• Your instructions
Write out each entry again. Keep every word exactly as it is.

##############################

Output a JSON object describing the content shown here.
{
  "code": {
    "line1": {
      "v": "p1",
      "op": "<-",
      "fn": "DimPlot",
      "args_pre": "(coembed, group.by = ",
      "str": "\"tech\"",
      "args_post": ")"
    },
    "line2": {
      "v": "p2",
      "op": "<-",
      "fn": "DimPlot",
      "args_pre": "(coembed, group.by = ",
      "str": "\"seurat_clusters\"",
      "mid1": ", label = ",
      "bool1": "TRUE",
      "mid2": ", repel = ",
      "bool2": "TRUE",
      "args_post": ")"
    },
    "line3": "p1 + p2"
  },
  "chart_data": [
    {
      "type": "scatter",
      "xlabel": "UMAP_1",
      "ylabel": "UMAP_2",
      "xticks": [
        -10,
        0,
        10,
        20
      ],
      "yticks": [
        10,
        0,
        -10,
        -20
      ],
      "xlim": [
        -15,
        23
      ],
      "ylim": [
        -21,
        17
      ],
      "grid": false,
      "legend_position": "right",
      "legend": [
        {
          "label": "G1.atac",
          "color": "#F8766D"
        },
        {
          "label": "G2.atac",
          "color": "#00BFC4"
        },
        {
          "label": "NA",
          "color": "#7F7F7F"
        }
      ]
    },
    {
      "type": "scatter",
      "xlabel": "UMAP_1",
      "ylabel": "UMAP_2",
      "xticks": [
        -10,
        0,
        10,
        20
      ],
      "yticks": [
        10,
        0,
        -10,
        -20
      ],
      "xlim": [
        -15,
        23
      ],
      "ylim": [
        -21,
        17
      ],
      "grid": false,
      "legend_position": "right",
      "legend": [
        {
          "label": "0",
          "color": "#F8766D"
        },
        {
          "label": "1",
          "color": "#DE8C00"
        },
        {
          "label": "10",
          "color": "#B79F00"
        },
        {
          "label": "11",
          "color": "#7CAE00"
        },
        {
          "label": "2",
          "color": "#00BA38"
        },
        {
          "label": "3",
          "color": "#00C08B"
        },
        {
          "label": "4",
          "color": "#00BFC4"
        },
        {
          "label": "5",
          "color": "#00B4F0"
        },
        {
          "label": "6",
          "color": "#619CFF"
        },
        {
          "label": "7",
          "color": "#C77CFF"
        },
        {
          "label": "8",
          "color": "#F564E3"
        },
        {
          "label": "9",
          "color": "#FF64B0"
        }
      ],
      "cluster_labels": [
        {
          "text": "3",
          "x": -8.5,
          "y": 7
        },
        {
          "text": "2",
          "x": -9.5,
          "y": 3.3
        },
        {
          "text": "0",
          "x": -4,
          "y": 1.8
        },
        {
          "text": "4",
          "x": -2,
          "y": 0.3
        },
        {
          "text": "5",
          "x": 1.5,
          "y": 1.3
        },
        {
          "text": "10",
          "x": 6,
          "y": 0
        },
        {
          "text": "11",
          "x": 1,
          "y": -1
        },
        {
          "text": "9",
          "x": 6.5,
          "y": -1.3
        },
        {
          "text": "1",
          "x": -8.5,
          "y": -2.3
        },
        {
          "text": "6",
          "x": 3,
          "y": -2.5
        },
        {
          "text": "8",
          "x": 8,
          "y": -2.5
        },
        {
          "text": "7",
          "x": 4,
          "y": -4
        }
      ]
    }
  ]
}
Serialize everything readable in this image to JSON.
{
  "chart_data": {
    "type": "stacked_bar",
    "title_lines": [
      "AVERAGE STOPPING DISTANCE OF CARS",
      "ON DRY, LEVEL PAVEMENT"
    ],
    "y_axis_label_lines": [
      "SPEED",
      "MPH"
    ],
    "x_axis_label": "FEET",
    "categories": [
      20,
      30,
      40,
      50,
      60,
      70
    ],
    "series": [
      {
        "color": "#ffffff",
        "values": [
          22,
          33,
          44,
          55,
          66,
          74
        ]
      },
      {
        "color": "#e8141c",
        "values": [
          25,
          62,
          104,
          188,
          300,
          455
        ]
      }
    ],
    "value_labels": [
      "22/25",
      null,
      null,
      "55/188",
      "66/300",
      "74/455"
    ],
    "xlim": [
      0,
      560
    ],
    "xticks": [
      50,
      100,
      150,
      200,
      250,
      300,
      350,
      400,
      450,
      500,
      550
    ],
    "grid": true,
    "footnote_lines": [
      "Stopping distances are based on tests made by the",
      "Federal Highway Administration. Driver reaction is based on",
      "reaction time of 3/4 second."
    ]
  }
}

##############################

• Output of the exercise
Output a JSON object describing the content shown here.
{
  "code": {
    "line1": {
      "v": "p1",
      "op": "<-",
      "fn": "DimPlot",
      "args_pre": "(coembed, group.by = ",
      "str": "\"tech\"",
      "args_post": ")"
    },
    "line2": {
      "v": "p2",
      "op": "<-",
      "fn": "DimPlot",
      "args_pre": "(coembed, group.by = ",
      "str": "\"seurat_clusters\"",
      "mid1": ", label = ",
      "bool1": "TRUE",
      "mid2": ", repel = ",
      "bool2": "TRUE",
      "args_post": ")"
    },
    "line3": "p1 + p2"
  },
  "chart_data": [
    {
      "type": "scatter",
      "xlabel": "UMAP_1",
      "ylabel": "UMAP_2",
      "xticks": [
        -10,
        0,
        10,
        20
      ],
      "yticks": [
        10,
        0,
        -10,
        -20
      ],
      "xlim": [
        -15,
        23
      ],
      "ylim": [
        -21,
        17
      ],
      "grid": false,
      "legend_position": "right",
      "legend": [
        {
          "label": "G1.atac",
          "color": "#F8766D"
        },
        {
          "label": "G2.atac",
          "color": "#00BFC4"
        },
        {
          "label": "NA",
          "color": "#7F7F7F"
        }
      ]
    },
    {
      "type": "scatter",
      "xlabel": "UMAP_1",
      "ylabel": "UMAP_2",
      "xticks": [
        -10,
        0,
        10,
        20
      ],
      "yticks": [
        10,
        0,
        -10,
        -20
      ],
      "xlim": [
        -15,
        23
      ],
      "ylim": [
        -21,
        17
      ],
      "grid": false,
      "legend_position": "right",
      "legend": [
        {
          "label": "0",
          "color": "#F8766D"
        },
        {
          "label": "1",
          "color": "#DE8C00"
        },
        {
          "label": "10",
          "color": "#B79F00"
        },
        {
          "label": "11",
          "color": "#7CAE00"
        },
        {
          "label": "2",
          "color": "#00BA38"
        },
        {
          "label": "3",
          "color": "#00C08B"
        },
        {
          "label": "4",
          "color": "#00BFC4"
        },
        {
          "label": "5",
          "color": "#00B4F0"
        },
        {
          "label": "6",
          "color": "#619CFF"
        },
        {
          "label": "7",
          "color": "#C77CFF"
        },
        {
          "label": "8",
          "color": "#F564E3"
        },
        {
          "label": "9",
          "color": "#FF64B0"
        }
      ],
      "cluster_labels": [
        {
          "text": "3",
          "x": -8.5,
          "y": 7
        },
        {
          "text": "2",
          "x": -9.5,
          "y": 3.3
        },
        {
          "text": "0",
          "x": -4,
          "y": 1.8
        },
        {
          "text": "4",
          "x": -2,
          "y": 0.3
        },
        {
          "text": "5",
          "x": 1.5,
          "y": 1.3
        },
        {
          "text": "10",
          "x": 6,
          "y": 0
        },
        {
          "text": "11",
          "x": 1,
          "y": -1
        },
        {
          "text": "9",
          "x": 6.5,
          "y": -1.3
        },
        {
          "text": "1",
          "x": -8.5,
          "y": -2.3
        },
        {
          "text": "6",
          "x": 3,
          "y": -2.5
        },
        {
          "text": "8",
          "x": 8,
          "y": -2.5
        },
        {
          "text": "7",
          "x": 4,
          "y": -4
        }
      ]
    }
  ]
}
Serialize everything readable in this image to JSON.
{
  "chart_data": {
    "type": "stacked_bar",
    "title_lines": [
      "AVERAGE STOPPING DISTANCE OF CARS",
      "ON DRY, LEVEL PAVEMENT"
    ],
    "y_axis_label_lines": [
      "SPEED",
      "MPH"
    ],
    "x_axis_label": "FEET",
    "categories": [
      20,
      30,
      40,
      50,
      60,
      70
    ],
    "series": [
      {
        "color": "#ffffff",
        "values": [
          22,
          33,
          44,
          55,
          66,
          74
        ]
      },
      {
        "color": "#e8141c",
        "values": [
          25,
          62,
          104,
          188,
          300,
          455
        ]
      }
    ],
    "value_labels": [
      "22/25",
      null,
      null,
      "55/188",
      "66/300",
      "74/455"
    ],
    "xlim": [
      0,
      560
    ],
    "xticks": [
      50,
      100,
      150,
      200,
      250,
      300,
      350,
      400,
      450,
      500,
      550
    ],
    "grid": true,
    "footnote_lines": [
      "Stopping distances are based on tests made by the",
      "Federal Highway Administration. Driver reaction is based on",
      "reaction time of 3/4 second."
    ]
  }
}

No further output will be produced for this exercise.